▶ What you are asked to do: Tally the lines of the listing that contain the string "GDXJ". Give the number and nothing else.

▶ Raw data:
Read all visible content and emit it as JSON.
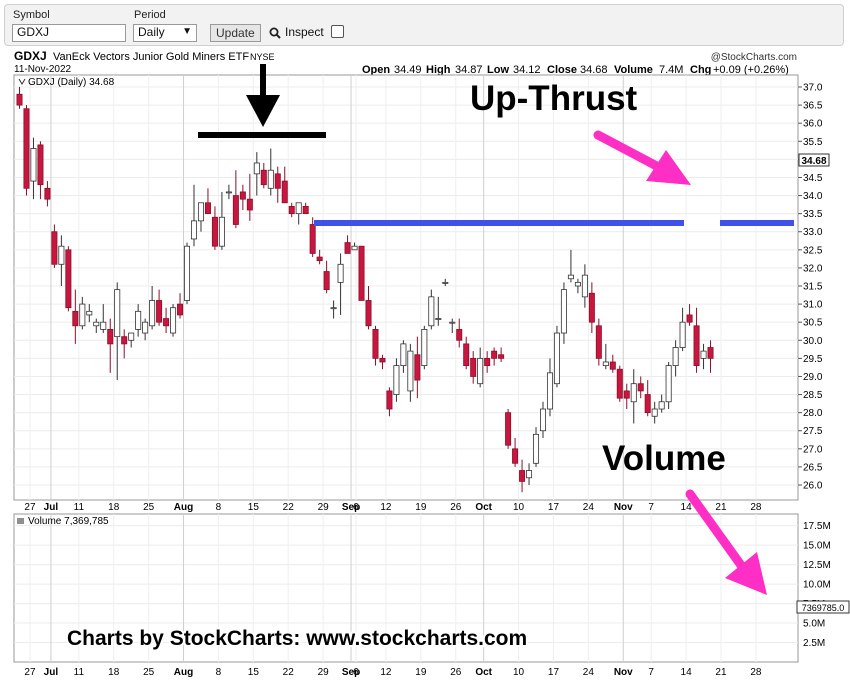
{
  "toolbar": {
    "symbol_label": "Symbol",
    "symbol_value": "GDXJ",
    "period_label": "Period",
    "period_value": "Daily",
    "update_label": "Update",
    "inspect_label": "Inspect"
  },
  "header": {
    "symbol": "GDXJ",
    "name": "VanEck Vectors Junior Gold Miners ETF",
    "exchange": "NYSE",
    "copyright": "@StockCharts.com",
    "date": "11-Nov-2022",
    "open_label": "Open",
    "open": "34.49",
    "high_label": "High",
    "high": "34.87",
    "low_label": "Low",
    "low": "34.12",
    "close_label": "Close",
    "close": "34.68",
    "volume_label": "Volume",
    "volume": "7.4M",
    "chg_label": "Chg",
    "chg": "+0.09 (+0.26%)",
    "price_legend": "GDXJ (Daily) 34.68",
    "volume_legend": "Volume 7,369,785",
    "last_price_tag": "34.68",
    "last_volume_tag": "7369785.0"
  },
  "annotations": {
    "upthrust": "Up-Thrust",
    "volume": "Volume",
    "credit": "Charts by StockCharts:  www.stockcharts.com"
  },
  "colors": {
    "up": "#ffffff",
    "down": "#c8163e",
    "annotation_black": "#000000",
    "blue_line": "#3f51e8",
    "pink_arrow": "#ff2ec4",
    "vol_down": "#d96d74",
    "vol_up": "#8f8f8f"
  },
  "chart_data": {
    "type": "candlestick",
    "ylim": [
      25.7,
      37.3
    ],
    "price_ticks": [
      "37.0",
      "36.5",
      "36.0",
      "35.5",
      "35.0",
      "34.5",
      "34.0",
      "33.5",
      "33.0",
      "32.5",
      "32.0",
      "31.5",
      "31.0",
      "30.5",
      "30.0",
      "29.5",
      "29.0",
      "28.5",
      "28.0",
      "27.5",
      "27.0",
      "26.5",
      "26.0"
    ],
    "volume_ticks": [
      "17.5M",
      "15.0M",
      "12.5M",
      "10.0M",
      "7.5M",
      "5.0M",
      "2.5M"
    ],
    "volume_ylim": [
      0,
      19000000
    ],
    "x_ticks": [
      {
        "label": "27",
        "i": 1.5
      },
      {
        "label": "Jul",
        "i": 4.5
      },
      {
        "label": "11",
        "i": 8.5
      },
      {
        "label": "18",
        "i": 13.5
      },
      {
        "label": "25",
        "i": 18.5
      },
      {
        "label": "Aug",
        "i": 23.5
      },
      {
        "label": "8",
        "i": 28.5
      },
      {
        "label": "15",
        "i": 33.5
      },
      {
        "label": "22",
        "i": 38.5
      },
      {
        "label": "29",
        "i": 43.5
      },
      {
        "label": "Sep",
        "i": 47.5
      },
      {
        "label": "6",
        "i": 48.2
      },
      {
        "label": "12",
        "i": 52.5
      },
      {
        "label": "19",
        "i": 57.5
      },
      {
        "label": "26",
        "i": 62.5
      },
      {
        "label": "Oct",
        "i": 66.5
      },
      {
        "label": "10",
        "i": 71.5
      },
      {
        "label": "17",
        "i": 76.5
      },
      {
        "label": "24",
        "i": 81.5
      },
      {
        "label": "Nov",
        "i": 86.5
      },
      {
        "label": "7",
        "i": 90.5
      },
      {
        "label": "14",
        "i": 95.5
      },
      {
        "label": "21",
        "i": 100.5
      },
      {
        "label": "28",
        "i": 105.5
      }
    ],
    "candles": [
      [
        36.8,
        37.0,
        36.4,
        36.5
      ],
      [
        36.4,
        36.5,
        34.0,
        34.2
      ],
      [
        34.4,
        35.6,
        33.9,
        35.3
      ],
      [
        35.4,
        35.5,
        33.9,
        34.3
      ],
      [
        34.2,
        34.4,
        33.7,
        33.9
      ],
      [
        33.0,
        33.2,
        32.0,
        32.1
      ],
      [
        32.1,
        32.9,
        31.5,
        32.6
      ],
      [
        32.5,
        32.6,
        30.8,
        30.9
      ],
      [
        30.8,
        31.4,
        29.9,
        30.4
      ],
      [
        30.4,
        31.2,
        30.3,
        31.0
      ],
      [
        30.7,
        31.0,
        30.5,
        30.8
      ],
      [
        30.4,
        30.6,
        30.2,
        30.5
      ],
      [
        30.3,
        31.0,
        30.2,
        30.5
      ],
      [
        30.3,
        30.6,
        29.1,
        29.9
      ],
      [
        30.1,
        31.6,
        28.9,
        31.4
      ],
      [
        30.1,
        30.3,
        29.5,
        29.9
      ],
      [
        30.0,
        30.2,
        29.8,
        30.2
      ],
      [
        30.3,
        31.0,
        30.1,
        30.8
      ],
      [
        30.2,
        30.6,
        30.0,
        30.5
      ],
      [
        30.4,
        31.5,
        30.3,
        31.1
      ],
      [
        31.1,
        31.4,
        30.4,
        30.5
      ],
      [
        30.6,
        30.9,
        30.2,
        30.4
      ],
      [
        30.2,
        31.0,
        30.1,
        30.9
      ],
      [
        31.0,
        31.3,
        30.6,
        30.7
      ],
      [
        31.1,
        32.7,
        31.0,
        32.6
      ],
      [
        32.8,
        34.3,
        32.6,
        33.3
      ],
      [
        33.3,
        33.8,
        33.0,
        33.8
      ],
      [
        33.8,
        34.2,
        33.5,
        33.5
      ],
      [
        33.4,
        33.7,
        32.5,
        32.6
      ],
      [
        32.6,
        34.1,
        32.5,
        33.4
      ],
      [
        34.1,
        34.3,
        33.9,
        34.1
      ],
      [
        34.0,
        34.7,
        33.1,
        33.2
      ],
      [
        34.1,
        34.3,
        33.6,
        33.9
      ],
      [
        33.9,
        34.6,
        33.3,
        33.6
      ],
      [
        34.6,
        35.2,
        34.0,
        34.9
      ],
      [
        34.7,
        34.9,
        34.2,
        34.3
      ],
      [
        34.2,
        35.3,
        34.0,
        34.7
      ],
      [
        34.6,
        34.8,
        33.8,
        34.2
      ],
      [
        34.4,
        34.8,
        33.8,
        33.8
      ],
      [
        33.7,
        33.8,
        33.4,
        33.5
      ],
      [
        33.5,
        33.8,
        33.2,
        33.8
      ],
      [
        33.7,
        33.8,
        33.5,
        33.5
      ],
      [
        33.2,
        33.4,
        32.3,
        32.4
      ],
      [
        32.3,
        32.5,
        32.1,
        32.2
      ],
      [
        31.9,
        32.2,
        31.3,
        31.4
      ],
      [
        30.9,
        31.1,
        30.6,
        30.9
      ],
      [
        31.6,
        32.4,
        30.7,
        32.1
      ],
      [
        32.7,
        32.9,
        32.4,
        32.4
      ],
      [
        32.5,
        32.7,
        32.5,
        32.6
      ],
      [
        32.6,
        32.6,
        31.1,
        31.1
      ],
      [
        31.1,
        31.5,
        30.3,
        30.4
      ],
      [
        30.3,
        30.4,
        29.3,
        29.5
      ],
      [
        29.5,
        29.6,
        29.2,
        29.4
      ],
      [
        28.6,
        28.7,
        27.9,
        28.1
      ],
      [
        28.5,
        29.5,
        28.3,
        29.3
      ],
      [
        29.3,
        30.0,
        29.1,
        29.9
      ],
      [
        28.6,
        29.9,
        28.3,
        29.7
      ],
      [
        29.6,
        30.1,
        28.4,
        28.9
      ],
      [
        29.3,
        30.4,
        29.2,
        30.3
      ],
      [
        30.4,
        31.4,
        30.3,
        31.2
      ],
      [
        30.6,
        31.2,
        30.4,
        30.6
      ],
      [
        31.6,
        31.7,
        31.5,
        31.6
      ],
      [
        30.5,
        30.6,
        30.2,
        30.5
      ],
      [
        30.3,
        30.6,
        29.8,
        30.0
      ],
      [
        29.9,
        30.1,
        29.2,
        29.3
      ],
      [
        29.5,
        29.7,
        28.8,
        29.0
      ],
      [
        28.8,
        29.8,
        28.7,
        29.5
      ],
      [
        29.5,
        29.7,
        29.1,
        29.3
      ],
      [
        29.7,
        29.8,
        29.3,
        29.5
      ],
      [
        29.6,
        29.8,
        29.4,
        29.5
      ],
      [
        28.0,
        28.1,
        27.0,
        27.1
      ],
      [
        27.0,
        27.3,
        26.5,
        26.6
      ],
      [
        26.4,
        26.7,
        25.8,
        26.1
      ],
      [
        26.2,
        26.6,
        26.0,
        26.4
      ],
      [
        26.6,
        27.6,
        26.5,
        27.4
      ],
      [
        27.5,
        28.3,
        27.3,
        28.1
      ],
      [
        28.1,
        29.5,
        27.9,
        29.1
      ],
      [
        28.8,
        30.4,
        28.7,
        30.2
      ],
      [
        30.2,
        31.6,
        29.9,
        31.4
      ],
      [
        31.7,
        32.5,
        31.6,
        31.8
      ],
      [
        31.5,
        31.7,
        31.3,
        31.6
      ],
      [
        31.2,
        32.1,
        30.9,
        31.8
      ],
      [
        31.3,
        31.6,
        30.2,
        30.5
      ],
      [
        30.4,
        30.6,
        29.3,
        29.5
      ],
      [
        29.3,
        29.9,
        29.2,
        29.4
      ],
      [
        29.4,
        29.6,
        29.1,
        29.2
      ],
      [
        29.2,
        29.3,
        28.3,
        28.4
      ],
      [
        28.6,
        28.8,
        28.1,
        28.4
      ],
      [
        28.3,
        29.2,
        27.7,
        28.8
      ],
      [
        28.8,
        29.0,
        28.4,
        28.6
      ],
      [
        28.5,
        28.9,
        27.9,
        28.0
      ],
      [
        27.9,
        28.3,
        27.7,
        28.1
      ],
      [
        28.1,
        28.5,
        28.0,
        28.3
      ],
      [
        28.3,
        29.4,
        28.1,
        29.3
      ],
      [
        29.3,
        30.0,
        29.0,
        29.8
      ],
      [
        29.8,
        30.9,
        29.7,
        30.5
      ],
      [
        30.7,
        31.0,
        30.4,
        30.5
      ],
      [
        30.4,
        30.9,
        29.1,
        29.3
      ],
      [
        29.5,
        29.9,
        29.2,
        29.7
      ],
      [
        29.8,
        30.0,
        29.1,
        29.5
      ]
    ]
  }
}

▶ Completed exercise: 3